» Directions
Give only the number of lines where "五费合征" occurs.

» Data to process
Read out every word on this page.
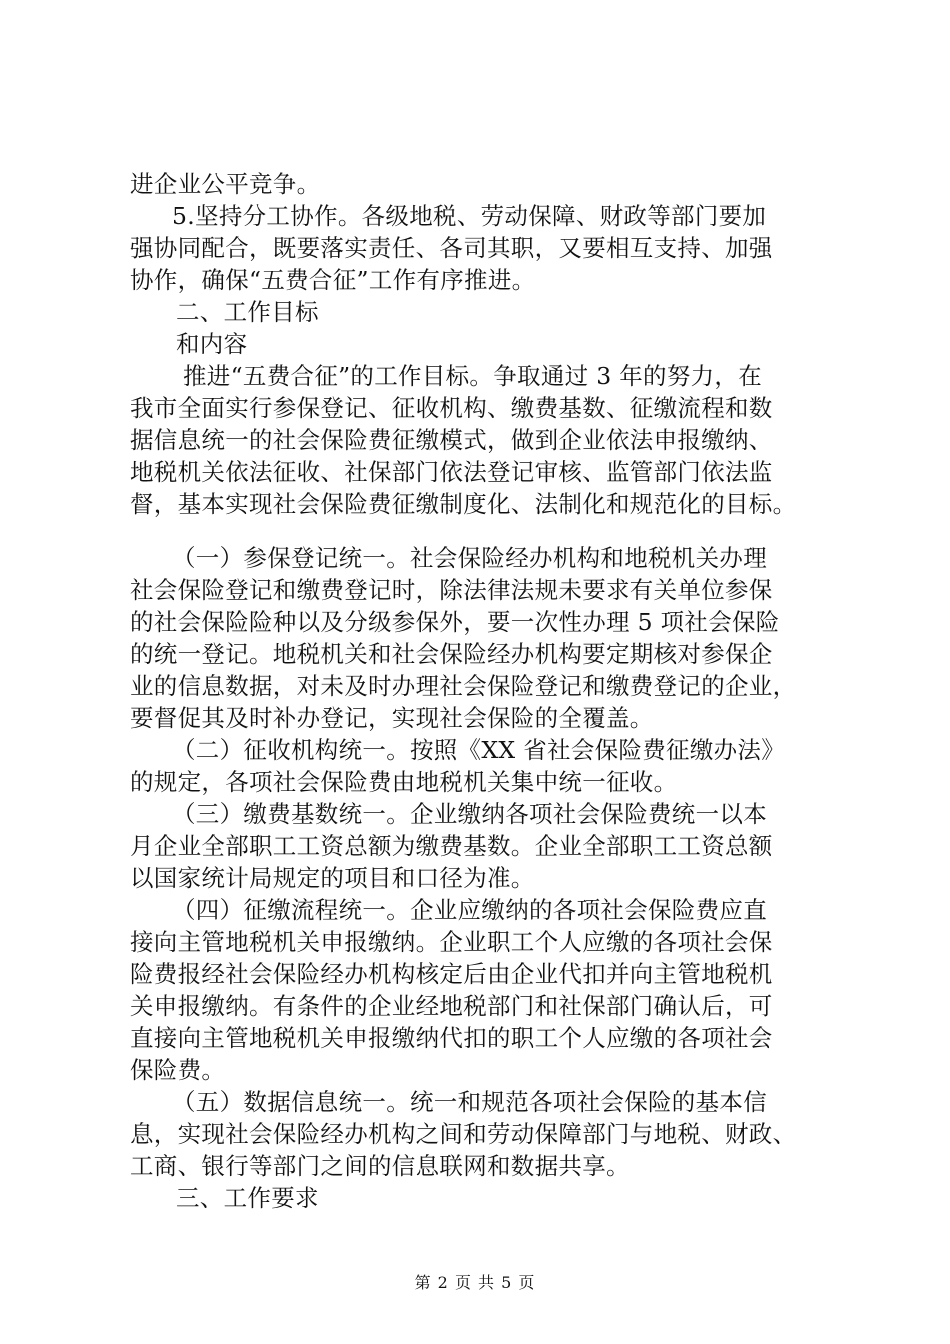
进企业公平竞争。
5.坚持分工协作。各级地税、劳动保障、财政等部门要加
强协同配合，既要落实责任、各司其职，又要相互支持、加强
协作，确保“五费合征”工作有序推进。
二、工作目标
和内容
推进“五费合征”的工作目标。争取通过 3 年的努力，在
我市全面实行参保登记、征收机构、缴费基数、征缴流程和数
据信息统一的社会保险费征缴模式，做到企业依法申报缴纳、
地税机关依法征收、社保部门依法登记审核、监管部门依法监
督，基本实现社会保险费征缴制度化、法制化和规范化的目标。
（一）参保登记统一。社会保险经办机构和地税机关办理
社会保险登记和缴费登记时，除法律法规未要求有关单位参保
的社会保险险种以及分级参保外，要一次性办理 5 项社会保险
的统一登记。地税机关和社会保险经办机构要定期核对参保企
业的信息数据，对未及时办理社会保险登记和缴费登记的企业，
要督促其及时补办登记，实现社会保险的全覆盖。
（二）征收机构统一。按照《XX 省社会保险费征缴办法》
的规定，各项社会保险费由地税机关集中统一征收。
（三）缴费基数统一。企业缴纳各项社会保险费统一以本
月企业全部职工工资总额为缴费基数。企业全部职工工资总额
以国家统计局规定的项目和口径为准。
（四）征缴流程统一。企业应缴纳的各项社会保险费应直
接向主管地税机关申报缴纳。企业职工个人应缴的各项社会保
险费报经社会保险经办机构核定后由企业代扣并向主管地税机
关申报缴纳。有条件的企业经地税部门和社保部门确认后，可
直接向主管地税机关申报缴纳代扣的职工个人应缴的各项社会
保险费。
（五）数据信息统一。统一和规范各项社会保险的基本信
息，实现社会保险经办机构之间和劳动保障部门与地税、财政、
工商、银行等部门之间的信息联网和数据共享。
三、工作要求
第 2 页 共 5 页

» Exercise output
2